Te lezen fragment —
***

9. Gelet op het voorgaande is het beroep gegrond.
10. Ingevolge artikel 8:55c van de Awb stelt de bestuursrechter, indien het beroep gegrond is, desgevraagd tevens de hoogte van de ingevolge afdeling 4.1.3 verbeurde dwangsom vast.
Ingevolge artikel 4:17, eerste lid, van de Awb verbeurt het bestuursorgaan, indien een beschikking op aanvraag niet tijdig wordt gegeven, een dwangsom voor elke dag dat het in gebreke is, doch voor ten hoogste 42 dagen. De Algemene termijnenwet is op laatstgenoemde termijn niet van toepassing.
Ingevolge het tweede lid bedraagt de dwangsom de eerste veertien dagen € 20,00 per dag, de daaropvolgende veertien dagen € 30,00 per dag en de overige dagen € 40,00 per dag, met een maximum van € 1.260,00.

***

Geannoteerde elementoverzichten
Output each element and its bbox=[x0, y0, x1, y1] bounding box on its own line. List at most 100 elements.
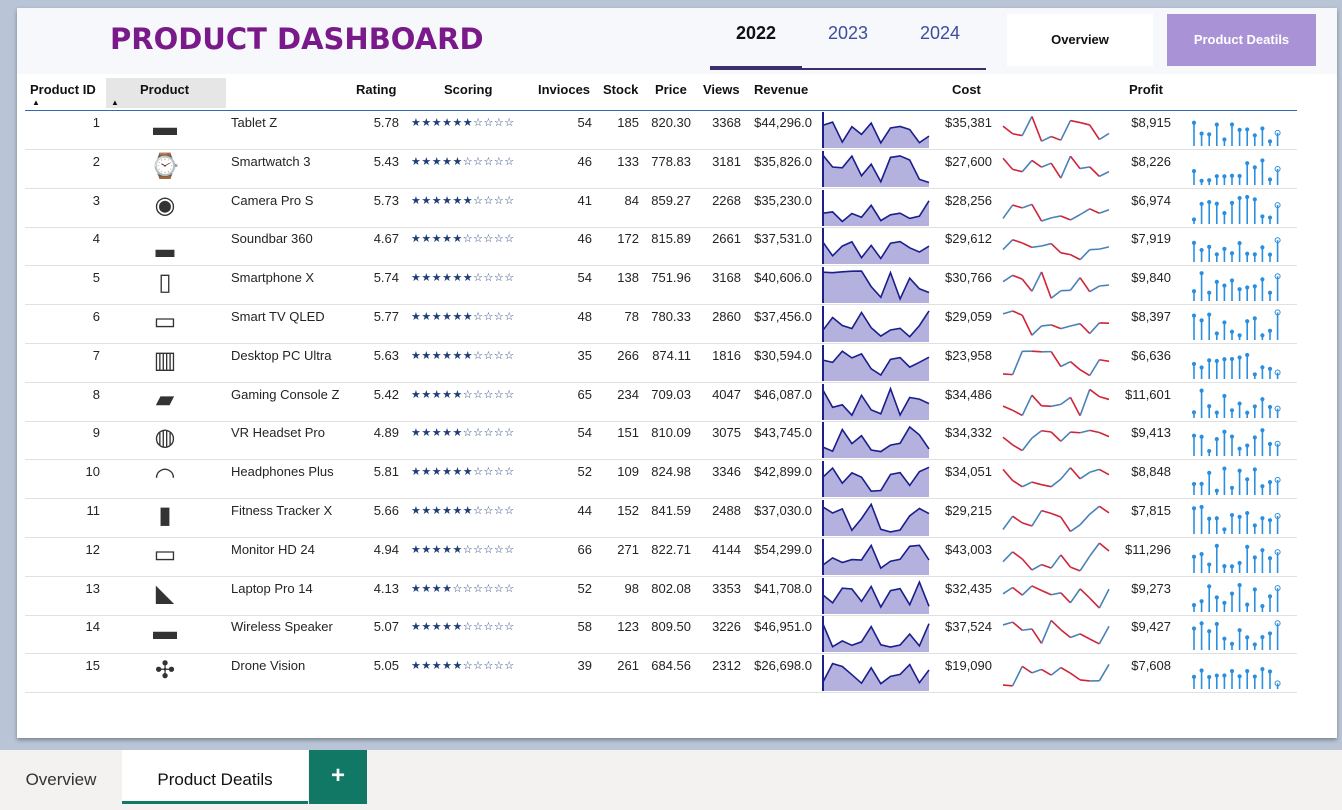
rating-cell: 5.73 bbox=[365, 193, 399, 208]
price-cell: 874.11 bbox=[641, 348, 691, 363]
profit-dot bbox=[1230, 435, 1233, 438]
table-row[interactable]: 11▮Fitness Tracker X5.66★★★★★★☆☆☆☆441528… bbox=[25, 498, 1297, 538]
profit-dot bbox=[1253, 373, 1256, 376]
table-row[interactable]: 12▭Monitor HD 244.94★★★★★☆☆☆☆☆66271822.7… bbox=[25, 537, 1297, 577]
profit-dot bbox=[1246, 320, 1249, 323]
cost-segment bbox=[1051, 621, 1061, 630]
table-row[interactable]: 14▬Wireless Speaker5.07★★★★★☆☆☆☆☆5812380… bbox=[25, 614, 1297, 654]
product-details-nav-button[interactable]: Product Deatils bbox=[1167, 14, 1316, 66]
profit-dot bbox=[1261, 548, 1264, 551]
cost-segment bbox=[1032, 395, 1042, 406]
page-tab-product-details[interactable]: Product Deatils bbox=[122, 750, 308, 804]
profit-dot bbox=[1268, 556, 1271, 559]
cost-sparkline bbox=[1002, 112, 1110, 148]
header-invoices[interactable]: Invioces bbox=[538, 82, 590, 97]
header-views[interactable]: Views bbox=[703, 82, 740, 97]
profit-dot bbox=[1253, 643, 1256, 646]
profit-dot bbox=[1230, 174, 1233, 177]
year-tab-2024[interactable]: 2024 bbox=[894, 18, 986, 70]
year-tab-label: 2024 bbox=[920, 23, 960, 43]
profit-dot bbox=[1223, 637, 1226, 640]
overview-nav-button[interactable]: Overview bbox=[1007, 14, 1153, 66]
profit-dot bbox=[1215, 544, 1218, 547]
header-revenue[interactable]: Revenue bbox=[754, 82, 808, 97]
profit-dot bbox=[1208, 313, 1211, 316]
cost-segment bbox=[1003, 587, 1013, 593]
profit-dot bbox=[1261, 668, 1264, 671]
product-name-cell: Headphones Plus bbox=[231, 464, 334, 479]
cost-segment bbox=[1051, 513, 1061, 517]
profit-dot bbox=[1238, 242, 1241, 245]
cost-segment bbox=[1032, 246, 1042, 247]
profit-dot bbox=[1208, 178, 1211, 181]
cost-segment bbox=[1070, 278, 1080, 291]
cost-sparkline bbox=[1002, 151, 1110, 187]
profit-dot bbox=[1215, 253, 1218, 256]
invoices-cell: 52 bbox=[555, 581, 592, 596]
profit-lollipop bbox=[1191, 578, 1283, 614]
cost-segment bbox=[1070, 255, 1080, 260]
table-row[interactable]: 4▂Soundbar 3604.67★★★★★☆☆☆☆☆46172815.892… bbox=[25, 226, 1297, 266]
product-name-cell: Gaming Console Z bbox=[231, 387, 339, 402]
profit-lollipop bbox=[1191, 190, 1283, 226]
revenue-sparkline bbox=[822, 422, 930, 458]
header-rating[interactable]: Rating bbox=[356, 82, 396, 97]
cost-sparkline bbox=[1002, 500, 1110, 536]
table-row[interactable]: 3◉Camera Pro S5.73★★★★★★☆☆☆☆4184859.2722… bbox=[25, 188, 1297, 228]
table-row[interactable]: 15✣Drone Vision5.05★★★★★☆☆☆☆☆39261684.56… bbox=[25, 653, 1297, 693]
rating-cell: 4.13 bbox=[365, 581, 399, 596]
profit-dot bbox=[1215, 280, 1218, 283]
profit-dot bbox=[1192, 483, 1195, 486]
table-row[interactable]: 2⌚Smartwatch 35.43★★★★★☆☆☆☆☆46133778.833… bbox=[25, 149, 1297, 189]
profit-dot bbox=[1246, 444, 1249, 447]
profit-dot bbox=[1253, 468, 1256, 471]
table-row[interactable]: 6▭Smart TV QLED5.77★★★★★★☆☆☆☆4878780.332… bbox=[25, 304, 1297, 344]
table-row[interactable]: 13◣Laptop Pro 144.13★★★★☆☆☆☆☆☆5298802.08… bbox=[25, 576, 1297, 616]
header-scoring[interactable]: Scoring bbox=[444, 82, 492, 97]
year-tab-2023[interactable]: 2023 bbox=[802, 18, 894, 70]
profit-dot bbox=[1208, 563, 1211, 566]
header-product-id[interactable]: Product ID bbox=[30, 82, 96, 97]
tv-icon: ▭ bbox=[135, 305, 195, 341]
invoices-cell: 65 bbox=[555, 387, 592, 402]
cost-segment bbox=[1042, 621, 1052, 644]
profit-dot bbox=[1215, 202, 1218, 205]
table-row[interactable]: 9◍VR Headset Pro4.89★★★★★☆☆☆☆☆54151810.0… bbox=[25, 420, 1297, 460]
profit-dot bbox=[1238, 128, 1241, 131]
camera-icon: ◉ bbox=[135, 189, 195, 225]
rating-cell: 5.05 bbox=[365, 658, 399, 673]
cost-segment bbox=[1090, 389, 1100, 396]
table-row[interactable]: 7▥Desktop PC Ultra5.63★★★★★★☆☆☆☆35266874… bbox=[25, 343, 1297, 383]
table-row[interactable]: 1▬Tablet Z5.78★★★★★★☆☆☆☆54185820.303368$… bbox=[25, 110, 1297, 150]
header-product[interactable]: Product bbox=[140, 82, 189, 97]
header-cost[interactable]: Cost bbox=[952, 82, 981, 97]
cost-segment bbox=[1003, 685, 1013, 686]
cost-segment bbox=[1090, 208, 1100, 212]
profit-dot bbox=[1192, 410, 1195, 413]
product-name-cell: Monitor HD 24 bbox=[231, 542, 315, 557]
table-row[interactable]: 5▯Smartphone X5.74★★★★★★☆☆☆☆54138751.963… bbox=[25, 265, 1297, 305]
header-price[interactable]: Price bbox=[655, 82, 687, 97]
page-tab-overview[interactable]: Overview bbox=[0, 750, 122, 804]
header-stock[interactable]: Stock bbox=[603, 82, 638, 97]
profit-dot bbox=[1246, 253, 1249, 256]
header-profit[interactable]: Profit bbox=[1129, 82, 1163, 97]
views-cell: 2661 bbox=[696, 231, 741, 246]
year-tab-2022[interactable]: 2022 bbox=[710, 18, 802, 70]
cost-segment bbox=[1013, 351, 1023, 374]
rating-cell: 5.66 bbox=[365, 503, 399, 518]
table-row[interactable]: 10◠Headphones Plus5.81★★★★★★☆☆☆☆52109824… bbox=[25, 459, 1297, 499]
cost-segment bbox=[1003, 311, 1013, 314]
cost-cell: $19,090 bbox=[935, 658, 992, 673]
cost-segment bbox=[1090, 506, 1100, 514]
cost-cell: $34,332 bbox=[935, 425, 992, 440]
profit-dot bbox=[1223, 467, 1226, 470]
product-id-cell: 5 bbox=[65, 270, 100, 285]
profit-dot bbox=[1261, 517, 1264, 520]
add-page-button[interactable]: + bbox=[309, 750, 367, 804]
cost-segment bbox=[1061, 555, 1071, 567]
views-cell: 4047 bbox=[696, 387, 741, 402]
table-row[interactable]: 8▰Gaming Console Z5.42★★★★★☆☆☆☆☆65234709… bbox=[25, 382, 1297, 422]
cost-segment bbox=[1013, 205, 1023, 208]
profit-dot bbox=[1200, 669, 1203, 672]
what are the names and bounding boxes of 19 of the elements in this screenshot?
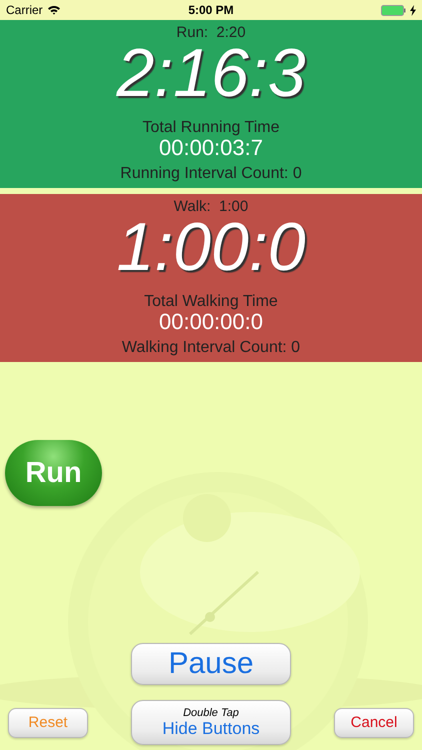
- reset-button[interactable]: Reset: [8, 708, 88, 738]
- battery-icon: [380, 4, 406, 16]
- carrier-label: Carrier: [6, 3, 43, 17]
- interval-label: Run: 2:20: [176, 25, 246, 41]
- countdown-time: 1:00:0: [116, 215, 306, 279]
- interval-label: Walk: 1:00: [174, 199, 248, 215]
- total-time-label: Total Walking Time: [144, 293, 278, 311]
- interval-count: Running Interval Count: 0: [120, 165, 302, 183]
- status-time: 5:00 PM: [188, 3, 234, 17]
- wifi-icon: [46, 5, 61, 15]
- charging-icon: [410, 4, 416, 16]
- interval-count: Walking Interval Count: 0: [122, 339, 300, 357]
- pause-button[interactable]: Pause: [131, 643, 291, 685]
- hide-buttons-button[interactable]: Double Tap Hide Buttons: [131, 700, 291, 745]
- total-time: 00:00:03:7: [159, 137, 263, 159]
- total-time-label: Total Running Time: [142, 119, 280, 137]
- total-time: 00:00:00:0: [159, 311, 263, 333]
- cancel-button[interactable]: Cancel: [334, 708, 414, 738]
- countdown-time: 2:16:3: [116, 41, 306, 105]
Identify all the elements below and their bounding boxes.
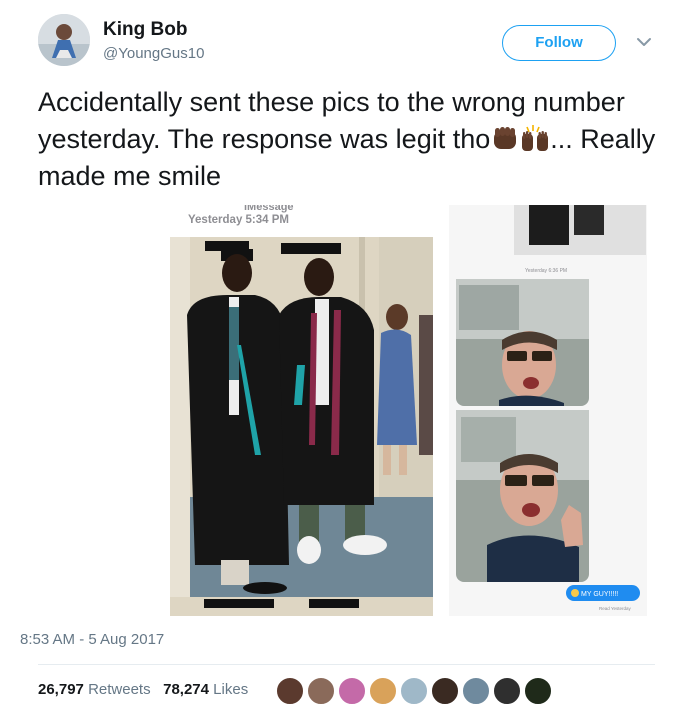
raised-fist-emoji-icon — [490, 123, 520, 153]
graduation-photo — [170, 237, 433, 597]
tweet-photo[interactable]: iMessage Yesterday 5:34 PM Yesterday 6:3… — [169, 205, 647, 616]
divider — [38, 664, 655, 665]
right-timestamp: Yesterday 6:36 PM — [525, 268, 567, 274]
imessage-label: iMessage — [244, 205, 294, 213]
tweet-stats: 26,797 Retweets 78,274 Likes — [38, 681, 248, 698]
likes-link[interactable]: 78,274 Likes — [163, 681, 248, 698]
liker-avatar[interactable] — [275, 676, 305, 706]
liker-avatar[interactable] — [492, 676, 522, 706]
author-name[interactable]: King Bob — [103, 19, 187, 41]
retweets-label: Retweets — [88, 681, 151, 698]
reply-text: MY GUY!!!!! — [581, 591, 618, 598]
liker-avatar[interactable] — [306, 676, 336, 706]
retweets-count: 26,797 — [38, 681, 84, 698]
likes-count: 78,274 — [163, 681, 209, 698]
raising-hands-emoji-icon — [520, 123, 550, 153]
liker-avatar[interactable] — [337, 676, 367, 706]
read-receipt: Read Yesterday — [599, 606, 632, 611]
author-avatar[interactable] — [38, 14, 90, 66]
tweet-text: Accidentally sent these pics to the wron… — [38, 84, 658, 195]
liker-avatar[interactable] — [399, 676, 429, 706]
follow-button[interactable]: Follow — [502, 25, 616, 61]
liker-avatar[interactable] — [368, 676, 398, 706]
liker-avatar[interactable] — [461, 676, 491, 706]
tweet-timestamp[interactable]: 8:53 AM - 5 Aug 2017 — [20, 631, 164, 648]
liker-avatar[interactable] — [523, 676, 553, 706]
chevron-down-icon[interactable] — [633, 32, 655, 52]
author-handle[interactable]: @YoungGus10 — [103, 45, 204, 62]
liker-avatar[interactable] — [430, 676, 460, 706]
left-timestamp: Yesterday 5:34 PM — [188, 214, 289, 226]
likes-label: Likes — [213, 681, 249, 698]
retweets-link[interactable]: 26,797 Retweets — [38, 681, 151, 698]
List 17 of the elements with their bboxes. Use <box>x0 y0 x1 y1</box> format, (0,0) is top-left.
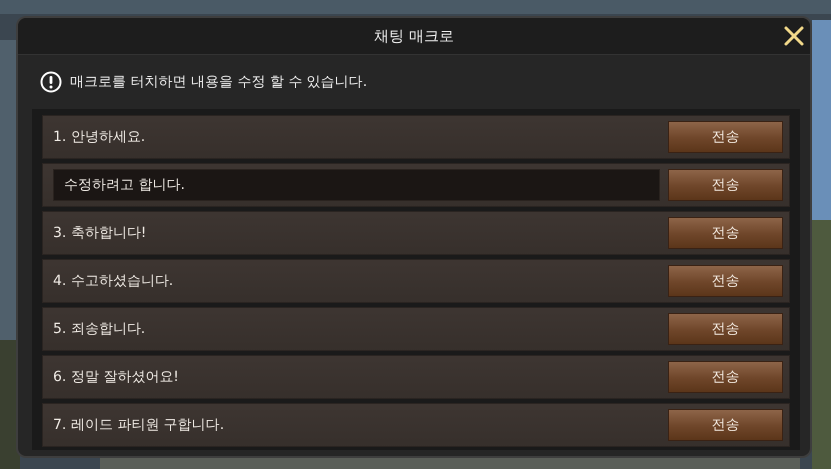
send-button[interactable]: 전송 <box>668 409 783 441</box>
send-button[interactable]: 전송 <box>668 265 783 297</box>
send-button[interactable]: 전송 <box>668 361 783 393</box>
macro-text[interactable]: 5. 죄송합니다. <box>53 320 660 338</box>
exclamation-icon <box>40 71 62 93</box>
macro-text[interactable]: 7. 레이드 파티원 구합니다. <box>53 416 660 434</box>
send-button[interactable]: 전송 <box>668 313 783 345</box>
macro-text[interactable]: 4. 수고하셨습니다. <box>53 272 660 290</box>
send-button[interactable]: 전송 <box>668 121 783 153</box>
macro-text[interactable]: 6. 정말 잘하셨어요! <box>53 368 660 386</box>
window-title: 채팅 매크로 <box>374 26 454 46</box>
send-button[interactable]: 전송 <box>668 169 783 201</box>
input-field[interactable]: 수정하려고 합니다. <box>53 169 660 201</box>
notice-text: 매크로를 터치하면 내용을 수정 할 수 있습니다. <box>70 73 368 91</box>
send-button[interactable]: 전송 <box>668 217 783 249</box>
macro-text[interactable]: 1. 안녕하세요. <box>53 128 660 146</box>
macro-text[interactable]: 3. 축하합니다! <box>53 224 660 242</box>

***

Opdrachtvereisten —
[a] Som alle eurobedragen op die in het fragment over de dwangsom voorkomen.
[b] Leg aan de hand van het fragment over de dwangsom uit op welke grond en onder welke voorwaarden de bestuursrechter de hoogte van de verbeurde dwangsom vaststelt.
Gebruik uitsluitend het fragment en niet de items.

Uitgewerkte opdracht —
[a] € 20,00; € 30,00; € 40,00; € 1.260,00

[b] Dat gebeurt op grond van artikel 8:55c van de Awb. De bestuursrechter stelt de hoogte van de verbeurde dwangsom vast als het beroep gegrond is en daarom is gevraagd.